Search the records for "Element". Copy every line where it appears.

■ Data supplied ■
◆ ◆ ◆ ◆ ◆
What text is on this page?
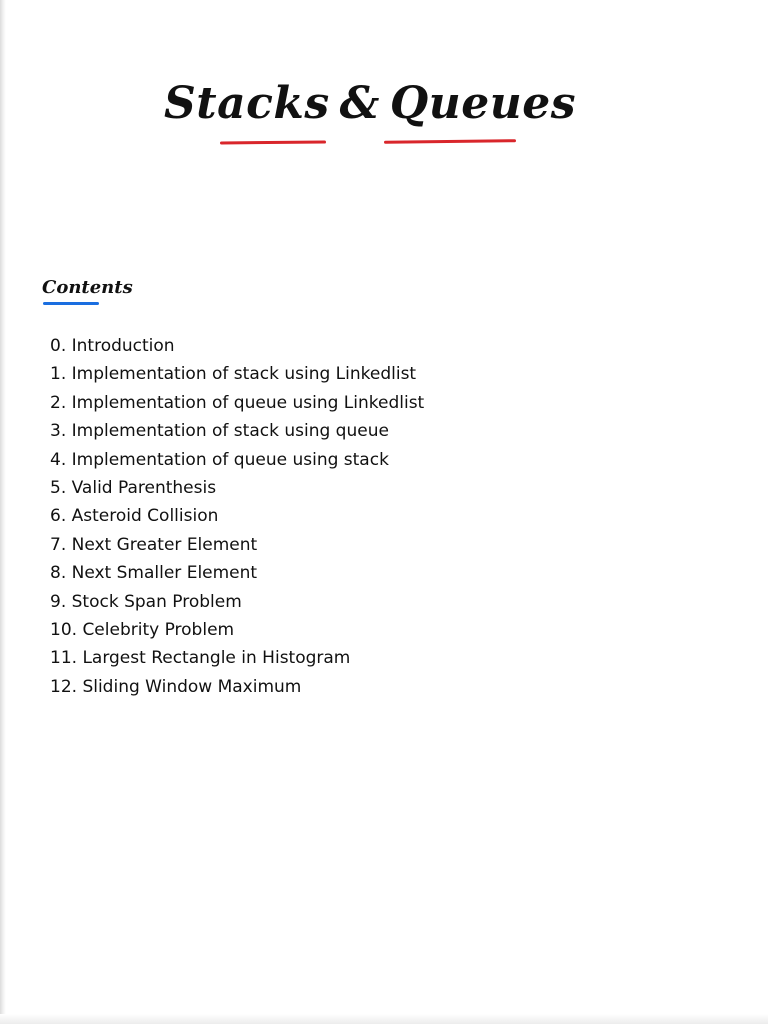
Stacks & Queues
Contents
0. Introduction
1. Implementation of stack using Linkedlist
2. Implementation of queue using Linkedlist
3. Implementation of stack using queue
4. Implementation of queue using stack
5. Valid Parenthesis
6. Asteroid Collision
7. Next Greater Element
8. Next Smaller Element
9. Stock Span Problem
10. Celebrity Problem
11. Largest Rectangle in Histogram
12. Sliding Window Maximum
◆ ◆ ◆ ◆ ◆
■ Answer for this exercise ■
7. Next Greater Element
8. Next Smaller Element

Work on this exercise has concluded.